Stated task: Transcribe all the entries word for word, skipping the pictures.

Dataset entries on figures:
"""
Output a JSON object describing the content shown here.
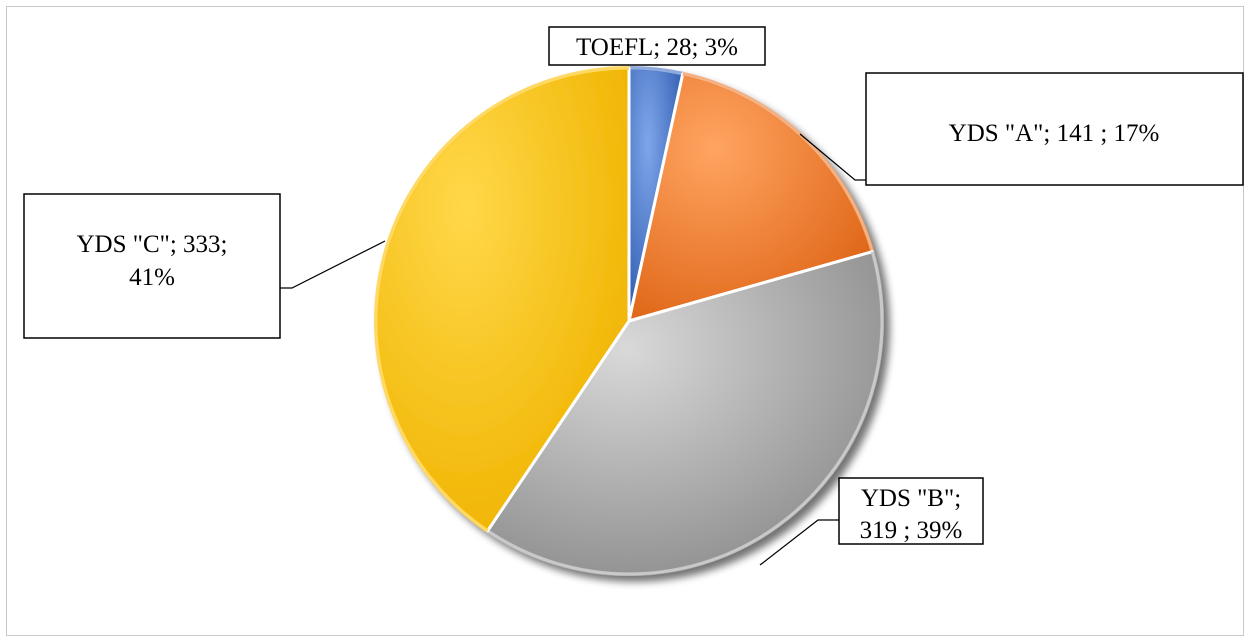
{
  "chart_data": {
    "type": "pie",
    "title": "",
    "legend": "none",
    "slices": [
      {
        "label": "TOEFL",
        "value": 28,
        "percent": 3,
        "color": "#4472c4",
        "display": "TOEFL; 28; 3%"
      },
      {
        "label": "YDS \"A\"",
        "value": 141,
        "percent": 17,
        "color": "#ed7d31",
        "display": "YDS \"A\"; 141 ; 17%"
      },
      {
        "label": "YDS \"B\"",
        "value": 319,
        "percent": 39,
        "color": "#a5a5a5",
        "display_lines": [
          "YDS \"B\";",
          "319 ; 39%"
        ]
      },
      {
        "label": "YDS \"C\"",
        "value": 333,
        "percent": 41,
        "color": "#ffc000",
        "display_lines": [
          "YDS \"C\"; 333;",
          "41%"
        ]
      }
    ]
  }
}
"""
Task result:
Output a JSON object describing the content shown here.
{
  "chart_data": {
    "type": "pie",
    "title": "",
    "legend": "none",
    "slices": [
      {
        "label": "TOEFL",
        "value": 28,
        "percent": 3,
        "color": "#4472c4",
        "display": "TOEFL; 28; 3%"
      },
      {
        "label": "YDS \"A\"",
        "value": 141,
        "percent": 17,
        "color": "#ed7d31",
        "display": "YDS \"A\"; 141 ; 17%"
      },
      {
        "label": "YDS \"B\"",
        "value": 319,
        "percent": 39,
        "color": "#a5a5a5",
        "display_lines": [
          "YDS \"B\";",
          "319 ; 39%"
        ]
      },
      {
        "label": "YDS \"C\"",
        "value": 333,
        "percent": 41,
        "color": "#ffc000",
        "display_lines": [
          "YDS \"C\"; 333;",
          "41%"
        ]
      }
    ]
  }
}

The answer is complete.